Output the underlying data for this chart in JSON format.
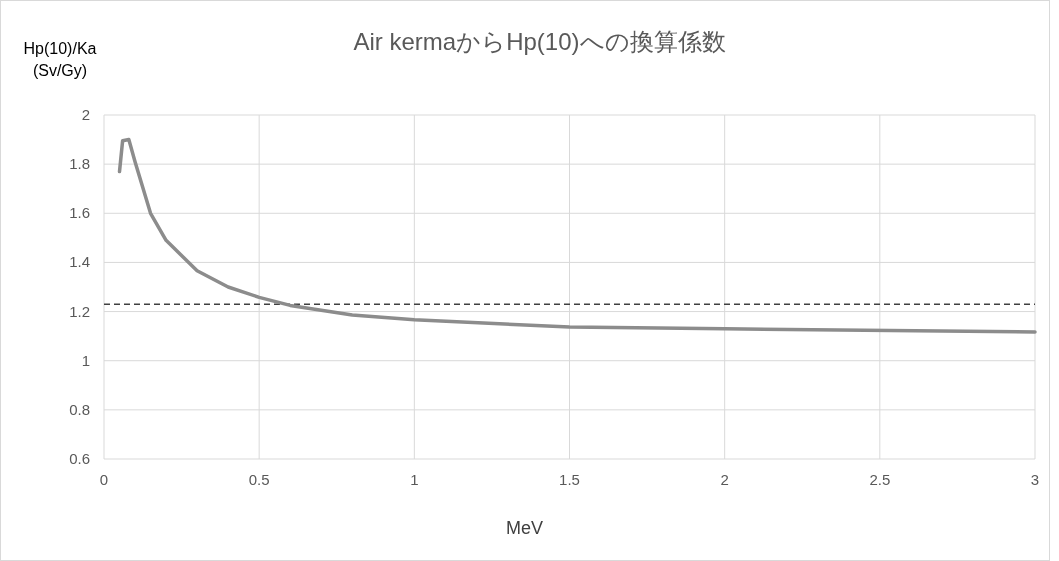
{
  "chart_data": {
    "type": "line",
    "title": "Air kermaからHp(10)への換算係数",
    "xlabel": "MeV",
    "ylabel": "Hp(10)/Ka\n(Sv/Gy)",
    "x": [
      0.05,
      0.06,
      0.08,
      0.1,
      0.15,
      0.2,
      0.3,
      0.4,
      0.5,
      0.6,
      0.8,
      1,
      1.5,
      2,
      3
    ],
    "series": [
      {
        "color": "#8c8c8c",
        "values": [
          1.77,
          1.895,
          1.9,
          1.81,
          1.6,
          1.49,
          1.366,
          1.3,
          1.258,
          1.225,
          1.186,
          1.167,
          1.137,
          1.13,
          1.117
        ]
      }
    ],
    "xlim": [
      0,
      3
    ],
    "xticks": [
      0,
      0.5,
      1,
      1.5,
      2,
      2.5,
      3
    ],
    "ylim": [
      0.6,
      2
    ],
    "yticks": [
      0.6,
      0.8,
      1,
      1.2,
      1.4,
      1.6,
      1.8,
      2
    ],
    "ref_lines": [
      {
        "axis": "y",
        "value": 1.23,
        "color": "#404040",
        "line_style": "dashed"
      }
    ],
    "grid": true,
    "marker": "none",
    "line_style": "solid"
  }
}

------------------------------------------------------------------------

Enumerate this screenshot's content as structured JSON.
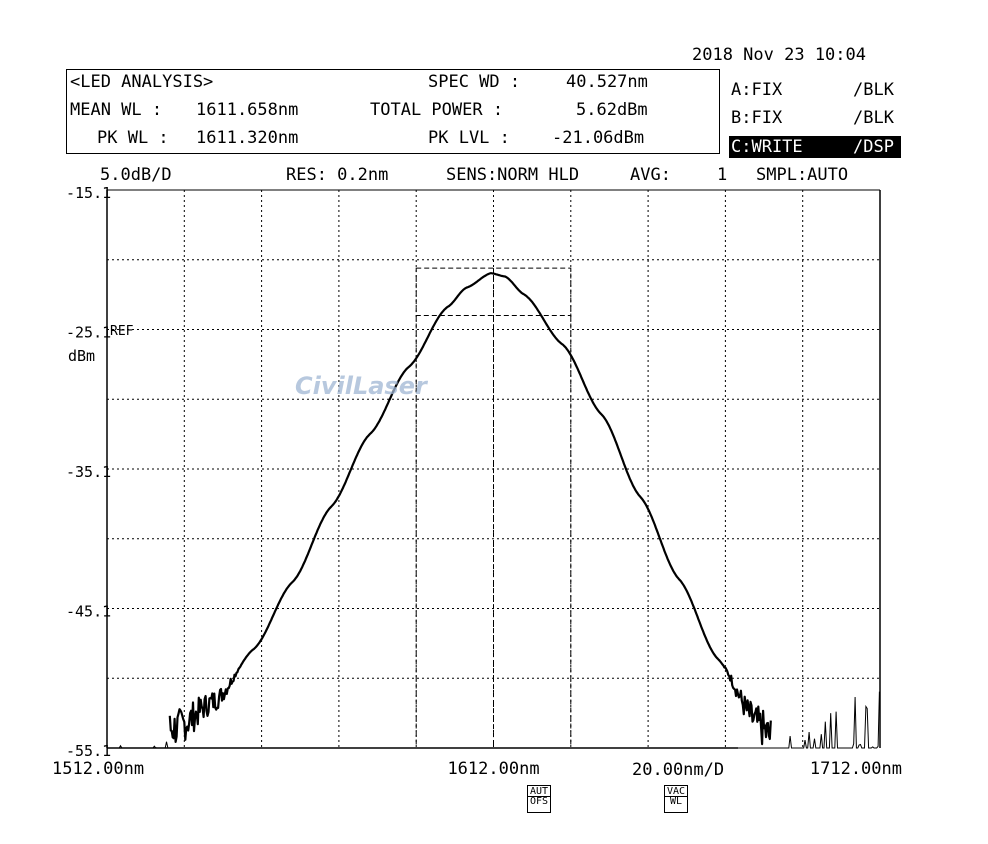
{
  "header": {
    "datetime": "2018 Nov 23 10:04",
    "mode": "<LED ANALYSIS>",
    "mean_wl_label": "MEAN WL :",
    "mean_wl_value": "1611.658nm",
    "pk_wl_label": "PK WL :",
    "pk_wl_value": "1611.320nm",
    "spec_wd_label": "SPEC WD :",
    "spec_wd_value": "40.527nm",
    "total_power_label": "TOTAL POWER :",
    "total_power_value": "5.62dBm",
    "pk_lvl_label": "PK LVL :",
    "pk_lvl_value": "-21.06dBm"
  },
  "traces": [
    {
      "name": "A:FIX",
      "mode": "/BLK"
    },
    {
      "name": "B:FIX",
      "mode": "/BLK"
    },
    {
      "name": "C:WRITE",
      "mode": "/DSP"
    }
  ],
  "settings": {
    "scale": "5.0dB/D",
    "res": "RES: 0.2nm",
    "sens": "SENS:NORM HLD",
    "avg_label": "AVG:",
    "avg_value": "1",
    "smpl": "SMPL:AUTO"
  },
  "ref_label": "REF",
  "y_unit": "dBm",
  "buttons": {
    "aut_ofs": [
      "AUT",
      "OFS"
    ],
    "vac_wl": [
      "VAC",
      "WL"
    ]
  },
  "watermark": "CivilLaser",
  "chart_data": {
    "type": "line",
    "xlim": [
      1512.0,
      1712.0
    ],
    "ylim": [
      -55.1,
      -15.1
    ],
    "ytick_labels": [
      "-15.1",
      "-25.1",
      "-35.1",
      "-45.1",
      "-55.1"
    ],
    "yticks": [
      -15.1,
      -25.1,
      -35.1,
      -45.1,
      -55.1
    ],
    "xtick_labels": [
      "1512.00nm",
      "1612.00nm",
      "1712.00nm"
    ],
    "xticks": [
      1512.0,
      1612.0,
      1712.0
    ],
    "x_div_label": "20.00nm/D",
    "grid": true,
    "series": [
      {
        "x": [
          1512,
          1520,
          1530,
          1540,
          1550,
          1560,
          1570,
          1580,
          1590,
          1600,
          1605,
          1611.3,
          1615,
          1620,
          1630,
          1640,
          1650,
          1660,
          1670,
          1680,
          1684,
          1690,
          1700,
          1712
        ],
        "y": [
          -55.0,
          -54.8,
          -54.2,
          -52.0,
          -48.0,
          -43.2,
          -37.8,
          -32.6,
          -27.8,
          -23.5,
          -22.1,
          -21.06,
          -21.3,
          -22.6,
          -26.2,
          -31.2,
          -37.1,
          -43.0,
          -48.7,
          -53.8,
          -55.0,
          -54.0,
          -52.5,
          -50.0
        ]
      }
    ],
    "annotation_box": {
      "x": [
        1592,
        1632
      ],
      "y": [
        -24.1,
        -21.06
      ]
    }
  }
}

------------------------------------------------------------------------

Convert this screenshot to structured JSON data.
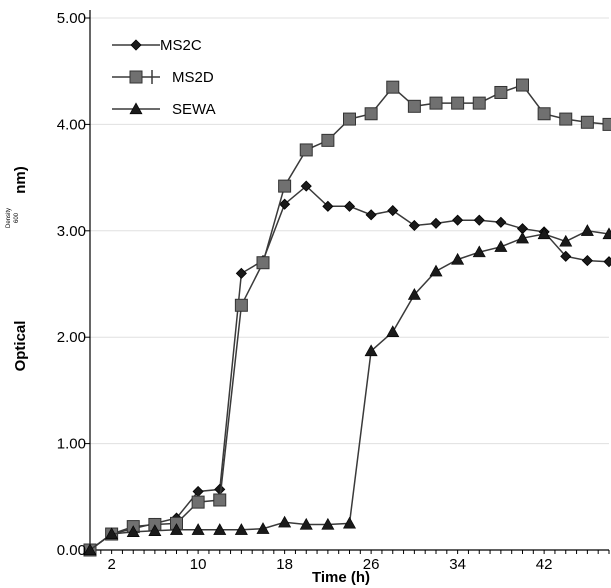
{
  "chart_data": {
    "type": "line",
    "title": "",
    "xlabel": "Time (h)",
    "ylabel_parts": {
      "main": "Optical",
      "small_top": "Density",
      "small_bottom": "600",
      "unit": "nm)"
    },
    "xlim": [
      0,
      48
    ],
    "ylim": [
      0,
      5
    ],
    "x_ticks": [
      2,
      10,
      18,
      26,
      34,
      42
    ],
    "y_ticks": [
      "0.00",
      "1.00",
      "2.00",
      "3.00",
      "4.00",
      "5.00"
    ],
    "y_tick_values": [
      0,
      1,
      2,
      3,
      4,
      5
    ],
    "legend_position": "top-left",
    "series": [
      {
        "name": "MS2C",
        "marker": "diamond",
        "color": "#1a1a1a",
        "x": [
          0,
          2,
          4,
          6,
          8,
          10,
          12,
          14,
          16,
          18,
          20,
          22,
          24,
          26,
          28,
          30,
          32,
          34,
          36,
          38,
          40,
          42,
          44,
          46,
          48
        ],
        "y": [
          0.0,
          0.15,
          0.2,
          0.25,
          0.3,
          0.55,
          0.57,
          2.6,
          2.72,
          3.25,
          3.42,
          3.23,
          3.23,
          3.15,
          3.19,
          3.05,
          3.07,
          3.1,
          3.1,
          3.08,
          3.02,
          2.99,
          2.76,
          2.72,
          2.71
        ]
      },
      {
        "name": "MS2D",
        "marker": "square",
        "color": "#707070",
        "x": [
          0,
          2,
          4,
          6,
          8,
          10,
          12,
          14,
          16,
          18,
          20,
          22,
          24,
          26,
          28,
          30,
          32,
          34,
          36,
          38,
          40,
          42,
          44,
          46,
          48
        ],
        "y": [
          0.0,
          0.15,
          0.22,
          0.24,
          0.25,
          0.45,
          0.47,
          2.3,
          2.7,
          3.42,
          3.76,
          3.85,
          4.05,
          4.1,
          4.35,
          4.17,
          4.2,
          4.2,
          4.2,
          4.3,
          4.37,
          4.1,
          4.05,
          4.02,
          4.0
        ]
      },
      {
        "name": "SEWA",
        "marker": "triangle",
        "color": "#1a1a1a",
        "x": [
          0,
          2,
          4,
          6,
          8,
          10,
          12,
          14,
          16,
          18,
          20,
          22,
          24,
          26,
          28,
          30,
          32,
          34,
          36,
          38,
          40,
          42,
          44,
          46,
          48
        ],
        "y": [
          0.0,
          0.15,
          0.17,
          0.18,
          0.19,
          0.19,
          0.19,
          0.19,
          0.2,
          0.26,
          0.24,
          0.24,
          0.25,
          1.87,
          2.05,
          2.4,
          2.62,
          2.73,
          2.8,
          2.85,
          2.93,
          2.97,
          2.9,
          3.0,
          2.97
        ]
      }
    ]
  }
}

------------------------------------------------------------------------

• _GIVEN TASK_:
Copy each line containing the word "screenshot" from the data.

• _TASK RESULT_:
Enumerate this screenshot's content as structured JSON.
Convert this screenshot to structured JSON data.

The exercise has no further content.